Each entry has to be copied exactly, with nothing missed.

******************************

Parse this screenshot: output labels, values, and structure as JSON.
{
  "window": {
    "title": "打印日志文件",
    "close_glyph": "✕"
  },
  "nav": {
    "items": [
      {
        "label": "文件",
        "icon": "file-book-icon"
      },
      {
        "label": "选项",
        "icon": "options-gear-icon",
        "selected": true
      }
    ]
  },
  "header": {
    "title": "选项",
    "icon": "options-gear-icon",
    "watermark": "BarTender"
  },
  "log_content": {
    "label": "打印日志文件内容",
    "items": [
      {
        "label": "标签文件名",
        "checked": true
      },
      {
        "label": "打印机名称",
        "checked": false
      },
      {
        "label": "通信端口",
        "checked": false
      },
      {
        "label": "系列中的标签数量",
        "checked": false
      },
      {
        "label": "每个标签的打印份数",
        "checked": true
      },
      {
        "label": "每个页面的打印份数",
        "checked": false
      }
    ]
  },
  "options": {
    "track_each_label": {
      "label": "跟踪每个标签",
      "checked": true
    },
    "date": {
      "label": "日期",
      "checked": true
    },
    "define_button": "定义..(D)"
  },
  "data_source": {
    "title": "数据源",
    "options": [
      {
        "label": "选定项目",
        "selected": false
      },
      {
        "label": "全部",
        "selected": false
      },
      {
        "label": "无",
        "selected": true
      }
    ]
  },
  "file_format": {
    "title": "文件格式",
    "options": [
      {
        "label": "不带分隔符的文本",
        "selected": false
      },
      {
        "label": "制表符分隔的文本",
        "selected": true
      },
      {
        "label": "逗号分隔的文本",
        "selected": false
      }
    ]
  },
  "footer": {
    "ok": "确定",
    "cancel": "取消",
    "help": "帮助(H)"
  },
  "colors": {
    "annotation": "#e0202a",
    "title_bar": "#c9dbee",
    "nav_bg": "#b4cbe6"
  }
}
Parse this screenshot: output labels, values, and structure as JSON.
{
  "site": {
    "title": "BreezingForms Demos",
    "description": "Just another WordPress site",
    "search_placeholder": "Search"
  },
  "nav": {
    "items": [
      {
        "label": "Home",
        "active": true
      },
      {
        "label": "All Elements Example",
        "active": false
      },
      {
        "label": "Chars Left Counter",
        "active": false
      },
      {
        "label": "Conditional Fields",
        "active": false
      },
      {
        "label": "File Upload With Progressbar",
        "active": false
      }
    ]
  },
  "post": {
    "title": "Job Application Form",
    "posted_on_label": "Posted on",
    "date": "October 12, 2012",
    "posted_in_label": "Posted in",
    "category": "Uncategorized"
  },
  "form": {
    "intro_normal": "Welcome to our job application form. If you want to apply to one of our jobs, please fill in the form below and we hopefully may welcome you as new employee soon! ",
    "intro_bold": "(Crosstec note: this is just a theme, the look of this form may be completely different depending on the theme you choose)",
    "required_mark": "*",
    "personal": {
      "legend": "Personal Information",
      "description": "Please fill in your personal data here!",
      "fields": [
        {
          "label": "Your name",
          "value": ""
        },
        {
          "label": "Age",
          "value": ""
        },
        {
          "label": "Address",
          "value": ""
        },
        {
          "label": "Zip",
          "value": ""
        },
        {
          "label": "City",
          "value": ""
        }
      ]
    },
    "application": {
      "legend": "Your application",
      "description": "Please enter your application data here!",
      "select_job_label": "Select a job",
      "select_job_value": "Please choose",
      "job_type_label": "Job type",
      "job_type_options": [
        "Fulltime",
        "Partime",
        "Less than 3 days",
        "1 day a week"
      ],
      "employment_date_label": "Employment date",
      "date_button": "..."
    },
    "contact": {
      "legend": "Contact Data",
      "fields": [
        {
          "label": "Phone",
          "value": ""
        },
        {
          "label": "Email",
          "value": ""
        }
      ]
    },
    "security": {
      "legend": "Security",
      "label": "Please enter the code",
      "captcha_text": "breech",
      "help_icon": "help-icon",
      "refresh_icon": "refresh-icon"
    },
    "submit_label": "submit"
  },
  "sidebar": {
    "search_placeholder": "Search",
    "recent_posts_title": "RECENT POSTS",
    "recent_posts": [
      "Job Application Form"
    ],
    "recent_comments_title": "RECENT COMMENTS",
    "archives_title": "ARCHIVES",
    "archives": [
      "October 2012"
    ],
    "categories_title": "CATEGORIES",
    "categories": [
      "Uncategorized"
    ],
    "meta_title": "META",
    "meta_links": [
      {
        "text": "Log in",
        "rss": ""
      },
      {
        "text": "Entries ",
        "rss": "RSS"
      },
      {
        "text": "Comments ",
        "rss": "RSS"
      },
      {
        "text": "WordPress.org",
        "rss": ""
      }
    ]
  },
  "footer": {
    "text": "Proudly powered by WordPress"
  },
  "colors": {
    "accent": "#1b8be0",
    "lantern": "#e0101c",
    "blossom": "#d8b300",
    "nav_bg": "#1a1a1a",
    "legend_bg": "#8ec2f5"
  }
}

******************************

_OUTPUT FOR THIS EXERCISE_:
Parse this screenshot: output labels, values, and structure as JSON.
{
  "window": {
    "title": "打印日志文件",
    "close_glyph": "✕"
  },
  "nav": {
    "items": [
      {
        "label": "文件",
        "icon": "file-book-icon"
      },
      {
        "label": "选项",
        "icon": "options-gear-icon",
        "selected": true
      }
    ]
  },
  "header": {
    "title": "选项",
    "icon": "options-gear-icon",
    "watermark": "BarTender"
  },
  "log_content": {
    "label": "打印日志文件内容",
    "items": [
      {
        "label": "标签文件名",
        "checked": true
      },
      {
        "label": "打印机名称",
        "checked": false
      },
      {
        "label": "通信端口",
        "checked": false
      },
      {
        "label": "系列中的标签数量",
        "checked": false
      },
      {
        "label": "每个标签的打印份数",
        "checked": true
      },
      {
        "label": "每个页面的打印份数",
        "checked": false
      }
    ]
  },
  "options": {
    "track_each_label": {
      "label": "跟踪每个标签",
      "checked": true
    },
    "date": {
      "label": "日期",
      "checked": true
    },
    "define_button": "定义..(D)"
  },
  "data_source": {
    "title": "数据源",
    "options": [
      {
        "label": "选定项目",
        "selected": false
      },
      {
        "label": "全部",
        "selected": false
      },
      {
        "label": "无",
        "selected": true
      }
    ]
  },
  "file_format": {
    "title": "文件格式",
    "options": [
      {
        "label": "不带分隔符的文本",
        "selected": false
      },
      {
        "label": "制表符分隔的文本",
        "selected": true
      },
      {
        "label": "逗号分隔的文本",
        "selected": false
      }
    ]
  },
  "footer": {
    "ok": "确定",
    "cancel": "取消",
    "help": "帮助(H)"
  },
  "colors": {
    "annotation": "#e0202a",
    "title_bar": "#c9dbee",
    "nav_bg": "#b4cbe6"
  }
}
Parse this screenshot: output labels, values, and structure as JSON.
{
  "site": {
    "title": "BreezingForms Demos",
    "description": "Just another WordPress site",
    "search_placeholder": "Search"
  },
  "nav": {
    "items": [
      {
        "label": "Home",
        "active": true
      },
      {
        "label": "All Elements Example",
        "active": false
      },
      {
        "label": "Chars Left Counter",
        "active": false
      },
      {
        "label": "Conditional Fields",
        "active": false
      },
      {
        "label": "File Upload With Progressbar",
        "active": false
      }
    ]
  },
  "post": {
    "title": "Job Application Form",
    "posted_on_label": "Posted on",
    "date": "October 12, 2012",
    "posted_in_label": "Posted in",
    "category": "Uncategorized"
  },
  "form": {
    "intro_normal": "Welcome to our job application form. If you want to apply to one of our jobs, please fill in the form below and we hopefully may welcome you as new employee soon! ",
    "intro_bold": "(Crosstec note: this is just a theme, the look of this form may be completely different depending on the theme you choose)",
    "required_mark": "*",
    "personal": {
      "legend": "Personal Information",
      "description": "Please fill in your personal data here!",
      "fields": [
        {
          "label": "Your name",
          "value": ""
        },
        {
          "label": "Age",
          "value": ""
        },
        {
          "label": "Address",
          "value": ""
        },
        {
          "label": "Zip",
          "value": ""
        },
        {
          "label": "City",
          "value": ""
        }
      ]
    },
    "application": {
      "legend": "Your application",
      "description": "Please enter your application data here!",
      "select_job_label": "Select a job",
      "select_job_value": "Please choose",
      "job_type_label": "Job type",
      "job_type_options": [
        "Fulltime",
        "Partime",
        "Less than 3 days",
        "1 day a week"
      ],
      "employment_date_label": "Employment date",
      "date_button": "..."
    },
    "contact": {
      "legend": "Contact Data",
      "fields": [
        {
          "label": "Phone",
          "value": ""
        },
        {
          "label": "Email",
          "value": ""
        }
      ]
    },
    "security": {
      "legend": "Security",
      "label": "Please enter the code",
      "captcha_text": "breech",
      "help_icon": "help-icon",
      "refresh_icon": "refresh-icon"
    },
    "submit_label": "submit"
  },
  "sidebar": {
    "search_placeholder": "Search",
    "recent_posts_title": "RECENT POSTS",
    "recent_posts": [
      "Job Application Form"
    ],
    "recent_comments_title": "RECENT COMMENTS",
    "archives_title": "ARCHIVES",
    "archives": [
      "October 2012"
    ],
    "categories_title": "CATEGORIES",
    "categories": [
      "Uncategorized"
    ],
    "meta_title": "META",
    "meta_links": [
      {
        "text": "Log in",
        "rss": ""
      },
      {
        "text": "Entries ",
        "rss": "RSS"
      },
      {
        "text": "Comments ",
        "rss": "RSS"
      },
      {
        "text": "WordPress.org",
        "rss": ""
      }
    ]
  },
  "footer": {
    "text": "Proudly powered by WordPress"
  },
  "colors": {
    "accent": "#1b8be0",
    "lantern": "#e0101c",
    "blossom": "#d8b300",
    "nav_bg": "#1a1a1a",
    "legend_bg": "#8ec2f5"
  }
}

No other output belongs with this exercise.